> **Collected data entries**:
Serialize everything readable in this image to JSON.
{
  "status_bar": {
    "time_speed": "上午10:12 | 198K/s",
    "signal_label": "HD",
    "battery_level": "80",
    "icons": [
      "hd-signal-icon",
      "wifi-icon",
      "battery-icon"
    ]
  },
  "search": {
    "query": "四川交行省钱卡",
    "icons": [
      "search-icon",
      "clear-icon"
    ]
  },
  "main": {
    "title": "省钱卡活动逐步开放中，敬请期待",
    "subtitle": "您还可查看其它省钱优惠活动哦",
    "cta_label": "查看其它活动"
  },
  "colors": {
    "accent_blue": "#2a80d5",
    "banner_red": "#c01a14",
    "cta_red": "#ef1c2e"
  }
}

> **STATED PROBLEM**: Write down all the entries again without a single difference.

> **WRITTEN SOLUTION**:
Serialize everything readable in this image to JSON.
{
  "status_bar": {
    "time_speed": "上午10:12 | 198K/s",
    "signal_label": "HD",
    "battery_level": "80",
    "icons": [
      "hd-signal-icon",
      "wifi-icon",
      "battery-icon"
    ]
  },
  "search": {
    "query": "四川交行省钱卡",
    "icons": [
      "search-icon",
      "clear-icon"
    ]
  },
  "main": {
    "title": "省钱卡活动逐步开放中，敬请期待",
    "subtitle": "您还可查看其它省钱优惠活动哦",
    "cta_label": "查看其它活动"
  },
  "colors": {
    "accent_blue": "#2a80d5",
    "banner_red": "#c01a14",
    "cta_red": "#ef1c2e"
  }
}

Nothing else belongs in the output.